Given information:
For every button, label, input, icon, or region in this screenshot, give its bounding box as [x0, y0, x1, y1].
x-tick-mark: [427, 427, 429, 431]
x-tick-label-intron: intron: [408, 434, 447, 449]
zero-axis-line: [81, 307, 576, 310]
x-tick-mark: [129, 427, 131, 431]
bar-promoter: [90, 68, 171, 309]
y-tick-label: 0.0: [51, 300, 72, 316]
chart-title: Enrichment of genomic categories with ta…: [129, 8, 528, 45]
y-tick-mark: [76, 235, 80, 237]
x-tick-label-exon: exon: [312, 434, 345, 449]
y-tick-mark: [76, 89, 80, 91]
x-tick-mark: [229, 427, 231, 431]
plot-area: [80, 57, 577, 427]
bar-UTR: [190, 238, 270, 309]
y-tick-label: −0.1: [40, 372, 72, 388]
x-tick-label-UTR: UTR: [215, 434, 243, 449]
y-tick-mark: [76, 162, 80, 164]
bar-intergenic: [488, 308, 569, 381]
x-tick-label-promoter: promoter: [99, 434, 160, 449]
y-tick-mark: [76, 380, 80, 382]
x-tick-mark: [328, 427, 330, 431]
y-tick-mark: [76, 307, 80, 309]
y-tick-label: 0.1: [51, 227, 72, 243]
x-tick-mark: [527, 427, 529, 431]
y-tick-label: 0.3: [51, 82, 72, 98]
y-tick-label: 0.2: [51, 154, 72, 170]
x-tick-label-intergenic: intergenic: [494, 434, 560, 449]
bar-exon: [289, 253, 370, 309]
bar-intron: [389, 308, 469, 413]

Your assignment:
Reproduce the entries above exactly.

Your solution:
For every button, label, input, icon, or region in this screenshot, give its bounding box as [x0, y0, x1, y1].
x-tick-mark: [427, 427, 429, 431]
x-tick-label-intron: intron: [408, 434, 447, 449]
zero-axis-line: [81, 307, 576, 310]
x-tick-mark: [129, 427, 131, 431]
bar-promoter: [90, 68, 171, 309]
y-tick-label: 0.0: [51, 300, 72, 316]
chart-title: Enrichment of genomic categories with ta…: [129, 8, 528, 45]
y-tick-mark: [76, 235, 80, 237]
x-tick-label-exon: exon: [312, 434, 345, 449]
y-tick-mark: [76, 89, 80, 91]
x-tick-mark: [229, 427, 231, 431]
plot-area: [80, 57, 577, 427]
bar-UTR: [190, 238, 270, 309]
y-tick-label: −0.1: [40, 372, 72, 388]
x-tick-label-UTR: UTR: [215, 434, 243, 449]
y-tick-mark: [76, 162, 80, 164]
bar-intergenic: [488, 308, 569, 381]
x-tick-label-promoter: promoter: [99, 434, 160, 449]
y-tick-mark: [76, 380, 80, 382]
x-tick-mark: [328, 427, 330, 431]
y-tick-mark: [76, 307, 80, 309]
y-tick-label: 0.1: [51, 227, 72, 243]
x-tick-mark: [527, 427, 529, 431]
y-tick-label: 0.3: [51, 82, 72, 98]
y-tick-label: 0.2: [51, 154, 72, 170]
x-tick-label-intergenic: intergenic: [494, 434, 560, 449]
bar-exon: [289, 253, 370, 309]
bar-intron: [389, 308, 469, 413]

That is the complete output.